● Goal: Your task is to gather the lines below that hold the string "Skewed".

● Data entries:
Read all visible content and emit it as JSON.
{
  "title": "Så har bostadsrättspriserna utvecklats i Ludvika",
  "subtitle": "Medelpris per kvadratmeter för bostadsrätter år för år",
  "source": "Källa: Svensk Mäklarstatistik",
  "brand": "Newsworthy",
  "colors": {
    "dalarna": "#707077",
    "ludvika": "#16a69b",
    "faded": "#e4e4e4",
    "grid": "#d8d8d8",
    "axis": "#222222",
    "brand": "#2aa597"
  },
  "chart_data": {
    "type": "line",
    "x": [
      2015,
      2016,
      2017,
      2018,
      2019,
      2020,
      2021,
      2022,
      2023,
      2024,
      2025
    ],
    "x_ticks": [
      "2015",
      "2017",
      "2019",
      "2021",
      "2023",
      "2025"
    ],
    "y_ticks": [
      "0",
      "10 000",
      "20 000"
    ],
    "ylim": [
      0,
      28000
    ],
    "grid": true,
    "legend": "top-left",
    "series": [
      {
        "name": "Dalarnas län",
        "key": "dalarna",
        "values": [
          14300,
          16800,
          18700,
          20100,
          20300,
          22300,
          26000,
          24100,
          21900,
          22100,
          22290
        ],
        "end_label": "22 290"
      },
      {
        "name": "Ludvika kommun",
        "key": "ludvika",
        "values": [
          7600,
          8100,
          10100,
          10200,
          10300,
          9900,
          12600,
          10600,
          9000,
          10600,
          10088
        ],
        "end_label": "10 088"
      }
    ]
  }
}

---

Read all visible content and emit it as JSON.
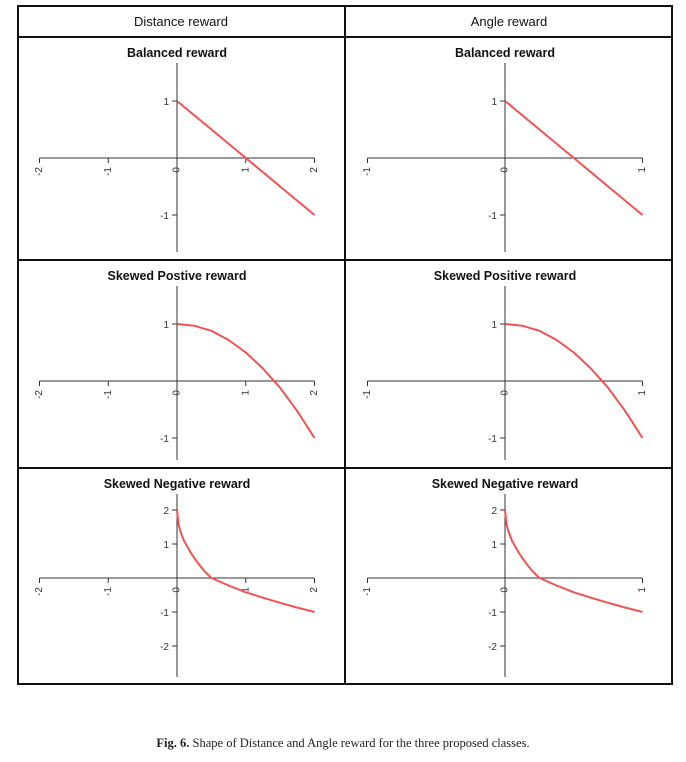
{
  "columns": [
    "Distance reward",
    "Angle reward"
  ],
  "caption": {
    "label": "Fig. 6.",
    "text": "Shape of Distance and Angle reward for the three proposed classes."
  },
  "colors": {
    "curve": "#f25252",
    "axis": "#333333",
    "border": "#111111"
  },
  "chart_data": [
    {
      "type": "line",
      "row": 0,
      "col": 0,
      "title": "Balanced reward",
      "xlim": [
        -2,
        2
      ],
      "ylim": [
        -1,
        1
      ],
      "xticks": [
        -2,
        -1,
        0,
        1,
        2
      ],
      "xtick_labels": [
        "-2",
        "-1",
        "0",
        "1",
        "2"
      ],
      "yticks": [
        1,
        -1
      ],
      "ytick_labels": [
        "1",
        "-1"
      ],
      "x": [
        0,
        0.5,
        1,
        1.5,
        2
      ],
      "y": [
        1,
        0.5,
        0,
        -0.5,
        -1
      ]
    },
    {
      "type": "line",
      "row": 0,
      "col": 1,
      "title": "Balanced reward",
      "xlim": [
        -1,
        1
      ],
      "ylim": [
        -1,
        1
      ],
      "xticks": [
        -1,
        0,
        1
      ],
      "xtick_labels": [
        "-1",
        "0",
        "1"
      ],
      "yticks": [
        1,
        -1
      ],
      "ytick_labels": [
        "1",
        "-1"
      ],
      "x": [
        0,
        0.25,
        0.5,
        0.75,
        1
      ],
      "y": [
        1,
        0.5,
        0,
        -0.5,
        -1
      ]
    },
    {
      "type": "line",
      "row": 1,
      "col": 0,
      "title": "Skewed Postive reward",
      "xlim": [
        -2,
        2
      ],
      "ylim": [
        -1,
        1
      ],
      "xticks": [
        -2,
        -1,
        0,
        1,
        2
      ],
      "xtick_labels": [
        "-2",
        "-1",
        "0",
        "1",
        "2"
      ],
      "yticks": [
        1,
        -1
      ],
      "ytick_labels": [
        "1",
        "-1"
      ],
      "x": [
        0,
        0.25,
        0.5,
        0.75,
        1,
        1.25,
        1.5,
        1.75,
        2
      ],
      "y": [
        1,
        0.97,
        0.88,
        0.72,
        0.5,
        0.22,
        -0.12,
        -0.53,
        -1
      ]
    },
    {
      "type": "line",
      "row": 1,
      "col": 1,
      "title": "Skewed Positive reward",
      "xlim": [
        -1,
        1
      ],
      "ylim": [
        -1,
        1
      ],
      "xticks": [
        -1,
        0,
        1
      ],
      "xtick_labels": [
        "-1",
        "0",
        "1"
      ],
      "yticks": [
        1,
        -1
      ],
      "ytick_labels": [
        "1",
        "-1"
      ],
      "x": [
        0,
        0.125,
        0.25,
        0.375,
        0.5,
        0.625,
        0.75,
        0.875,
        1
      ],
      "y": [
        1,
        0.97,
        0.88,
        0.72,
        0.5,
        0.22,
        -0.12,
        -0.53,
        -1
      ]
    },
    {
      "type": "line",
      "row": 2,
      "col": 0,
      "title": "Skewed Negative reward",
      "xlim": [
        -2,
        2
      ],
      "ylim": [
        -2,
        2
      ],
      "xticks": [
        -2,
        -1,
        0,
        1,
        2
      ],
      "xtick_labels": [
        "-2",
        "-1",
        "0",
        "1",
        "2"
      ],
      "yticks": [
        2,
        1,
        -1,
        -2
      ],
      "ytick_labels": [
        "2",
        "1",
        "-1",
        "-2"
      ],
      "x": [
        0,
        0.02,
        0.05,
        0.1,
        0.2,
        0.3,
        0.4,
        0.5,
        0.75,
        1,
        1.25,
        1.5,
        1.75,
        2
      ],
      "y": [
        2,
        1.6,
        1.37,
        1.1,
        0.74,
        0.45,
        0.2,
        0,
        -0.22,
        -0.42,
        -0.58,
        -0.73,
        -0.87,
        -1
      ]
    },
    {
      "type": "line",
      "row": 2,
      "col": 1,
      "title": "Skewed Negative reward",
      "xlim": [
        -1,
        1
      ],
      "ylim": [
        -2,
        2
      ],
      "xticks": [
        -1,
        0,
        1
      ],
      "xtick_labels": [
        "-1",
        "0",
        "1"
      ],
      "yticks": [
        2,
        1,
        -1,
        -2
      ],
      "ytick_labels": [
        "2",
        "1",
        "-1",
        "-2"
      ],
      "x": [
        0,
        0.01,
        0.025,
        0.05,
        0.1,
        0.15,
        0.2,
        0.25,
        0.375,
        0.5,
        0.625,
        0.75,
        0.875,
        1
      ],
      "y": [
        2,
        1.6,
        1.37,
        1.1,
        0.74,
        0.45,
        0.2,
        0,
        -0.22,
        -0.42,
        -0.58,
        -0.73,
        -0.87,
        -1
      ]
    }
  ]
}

● Output of the exercise:
      "title": "Skewed Postive reward",
      "title": "Skewed Positive reward",
      "title": "Skewed Negative reward",
      "title": "Skewed Negative reward",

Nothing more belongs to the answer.